=== Challenge ===
Your task is to transcribe all of the records exactly and leave out the pictures.
__________
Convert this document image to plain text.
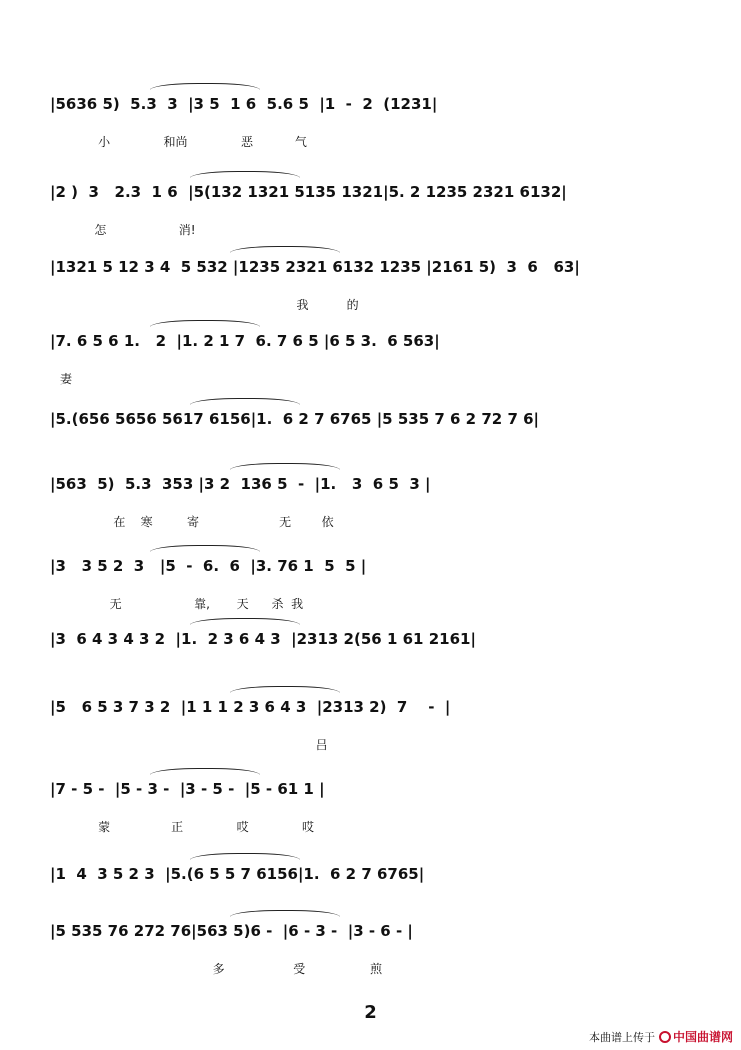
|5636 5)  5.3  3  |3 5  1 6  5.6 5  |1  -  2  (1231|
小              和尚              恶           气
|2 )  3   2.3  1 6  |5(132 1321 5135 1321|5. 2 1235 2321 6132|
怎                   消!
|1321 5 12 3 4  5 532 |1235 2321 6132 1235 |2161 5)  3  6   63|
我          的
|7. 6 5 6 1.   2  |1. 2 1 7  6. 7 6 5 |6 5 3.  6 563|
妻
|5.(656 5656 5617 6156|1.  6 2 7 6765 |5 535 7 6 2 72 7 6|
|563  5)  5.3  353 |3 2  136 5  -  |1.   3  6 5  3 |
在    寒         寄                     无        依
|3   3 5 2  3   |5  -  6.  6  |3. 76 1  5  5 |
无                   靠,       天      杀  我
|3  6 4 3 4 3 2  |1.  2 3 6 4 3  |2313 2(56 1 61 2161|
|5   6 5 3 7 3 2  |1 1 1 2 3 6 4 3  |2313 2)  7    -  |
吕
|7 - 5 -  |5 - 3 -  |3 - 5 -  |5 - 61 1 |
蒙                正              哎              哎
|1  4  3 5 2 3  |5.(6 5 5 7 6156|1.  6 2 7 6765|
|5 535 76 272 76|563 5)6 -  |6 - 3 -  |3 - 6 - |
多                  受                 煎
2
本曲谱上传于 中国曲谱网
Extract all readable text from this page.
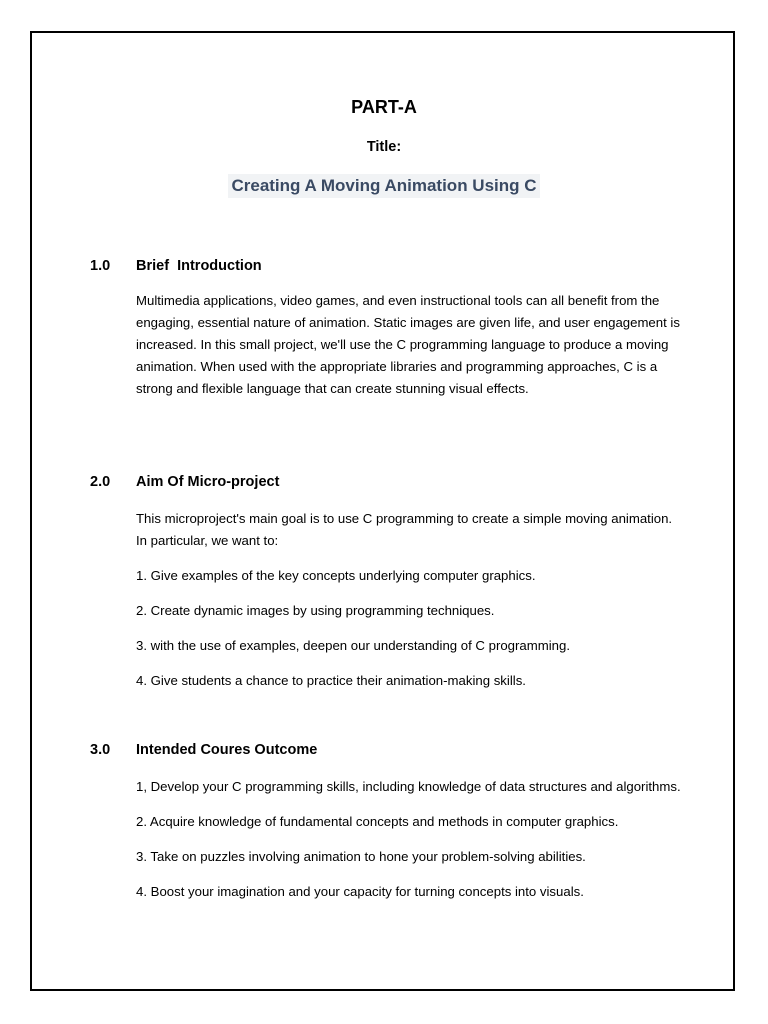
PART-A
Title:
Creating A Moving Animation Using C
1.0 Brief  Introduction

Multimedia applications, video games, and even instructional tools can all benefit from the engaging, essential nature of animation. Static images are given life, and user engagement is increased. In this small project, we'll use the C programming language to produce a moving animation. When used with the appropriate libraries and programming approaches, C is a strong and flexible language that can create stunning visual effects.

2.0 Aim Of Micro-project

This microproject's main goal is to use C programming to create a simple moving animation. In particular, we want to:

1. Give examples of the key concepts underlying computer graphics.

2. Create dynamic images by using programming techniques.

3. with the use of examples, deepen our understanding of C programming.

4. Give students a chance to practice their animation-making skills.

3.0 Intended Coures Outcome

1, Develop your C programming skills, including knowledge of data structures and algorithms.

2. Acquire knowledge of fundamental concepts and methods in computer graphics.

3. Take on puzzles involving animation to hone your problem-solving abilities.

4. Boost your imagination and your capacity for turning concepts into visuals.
__________
=== Exercise result ===
Convert this document image to plain text.
|5636 5)  5.3  3  |3 5  1 6  5.6 5  |1  -  2  (1231|
小              和尚              恶           气
|2 )  3   2.3  1 6  |5(132 1321 5135 1321|5. 2 1235 2321 6132|
怎                   消!
|1321 5 12 3 4  5 532 |1235 2321 6132 1235 |2161 5)  3  6   63|
我          的
|7. 6 5 6 1.   2  |1. 2 1 7  6. 7 6 5 |6 5 3.  6 563|
妻
|5.(656 5656 5617 6156|1.  6 2 7 6765 |5 535 7 6 2 72 7 6|
|563  5)  5.3  353 |3 2  136 5  -  |1.   3  6 5  3 |
在    寒         寄                     无        依
|3   3 5 2  3   |5  -  6.  6  |3. 76 1  5  5 |
无                   靠,       天      杀  我
|3  6 4 3 4 3 2  |1.  2 3 6 4 3  |2313 2(56 1 61 2161|
|5   6 5 3 7 3 2  |1 1 1 2 3 6 4 3  |2313 2)  7    -  |
吕
|7 - 5 -  |5 - 3 -  |3 - 5 -  |5 - 61 1 |
蒙                正              哎              哎
|1  4  3 5 2 3  |5.(6 5 5 7 6156|1.  6 2 7 6765|
|5 535 76 272 76|563 5)6 -  |6 - 3 -  |3 - 6 - |
多                  受                 煎
2
本曲谱上传于 中国曲谱网
Extract all readable text from this page.
PART-A
Title:
Creating A Moving Animation Using C
1.0 Brief  Introduction

Multimedia applications, video games, and even instructional tools can all benefit from the engaging, essential nature of animation. Static images are given life, and user engagement is increased. In this small project, we'll use the C programming language to produce a moving animation. When used with the appropriate libraries and programming approaches, C is a strong and flexible language that can create stunning visual effects.

2.0 Aim Of Micro-project

This microproject's main goal is to use C programming to create a simple moving animation. In particular, we want to:

1. Give examples of the key concepts underlying computer graphics.

2. Create dynamic images by using programming techniques.

3. with the use of examples, deepen our understanding of C programming.

4. Give students a chance to practice their animation-making skills.

3.0 Intended Coures Outcome

1, Develop your C programming skills, including knowledge of data structures and algorithms.

2. Acquire knowledge of fundamental concepts and methods in computer graphics.

3. Take on puzzles involving animation to hone your problem-solving abilities.

4. Boost your imagination and your capacity for turning concepts into visuals.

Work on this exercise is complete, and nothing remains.